> [WHAT THE TASK ASKS]:
In the listing below, how many lines contain the word "color"? Please respond with the number only.

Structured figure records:
★ ★ ★ ★
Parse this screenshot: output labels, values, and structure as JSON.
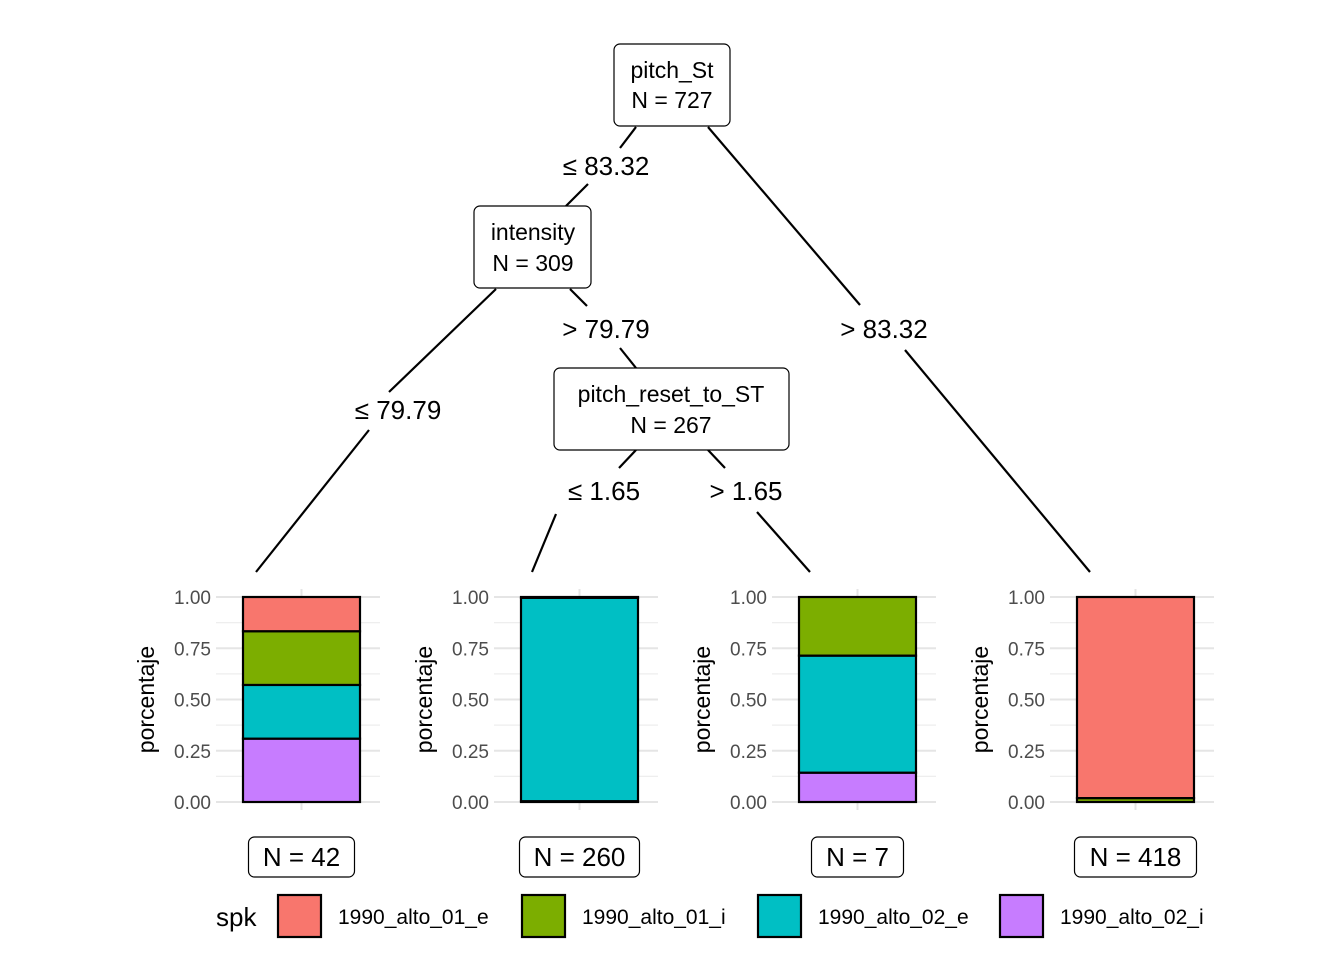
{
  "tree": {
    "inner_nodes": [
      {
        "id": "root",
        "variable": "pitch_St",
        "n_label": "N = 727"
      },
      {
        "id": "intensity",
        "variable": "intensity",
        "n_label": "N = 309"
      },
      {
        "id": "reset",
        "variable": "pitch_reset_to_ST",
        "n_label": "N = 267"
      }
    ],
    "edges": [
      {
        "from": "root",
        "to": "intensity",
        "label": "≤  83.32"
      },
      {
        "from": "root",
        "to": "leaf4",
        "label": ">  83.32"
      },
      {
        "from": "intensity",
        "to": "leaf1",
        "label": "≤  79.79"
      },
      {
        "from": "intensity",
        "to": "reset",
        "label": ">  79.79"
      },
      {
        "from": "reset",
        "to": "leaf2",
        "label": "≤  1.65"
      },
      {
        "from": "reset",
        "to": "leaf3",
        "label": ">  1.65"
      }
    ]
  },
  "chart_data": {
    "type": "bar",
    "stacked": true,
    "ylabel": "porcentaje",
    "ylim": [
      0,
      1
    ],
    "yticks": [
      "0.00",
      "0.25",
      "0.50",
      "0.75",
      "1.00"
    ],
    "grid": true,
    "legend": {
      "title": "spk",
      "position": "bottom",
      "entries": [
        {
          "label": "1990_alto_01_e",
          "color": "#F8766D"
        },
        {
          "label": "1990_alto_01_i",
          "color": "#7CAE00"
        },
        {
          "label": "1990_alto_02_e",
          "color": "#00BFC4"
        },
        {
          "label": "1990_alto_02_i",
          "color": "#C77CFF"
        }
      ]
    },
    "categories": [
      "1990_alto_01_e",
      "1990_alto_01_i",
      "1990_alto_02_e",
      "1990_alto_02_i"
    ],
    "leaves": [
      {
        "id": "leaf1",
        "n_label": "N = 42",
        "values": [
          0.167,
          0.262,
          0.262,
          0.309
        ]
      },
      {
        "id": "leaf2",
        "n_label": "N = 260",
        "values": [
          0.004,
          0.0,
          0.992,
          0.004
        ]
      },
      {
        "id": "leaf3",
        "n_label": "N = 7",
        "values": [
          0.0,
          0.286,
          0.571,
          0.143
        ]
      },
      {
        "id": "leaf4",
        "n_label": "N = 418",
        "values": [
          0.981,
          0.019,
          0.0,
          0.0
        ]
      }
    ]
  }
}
★ ★ ★ ★
> [THE RESULT]:
4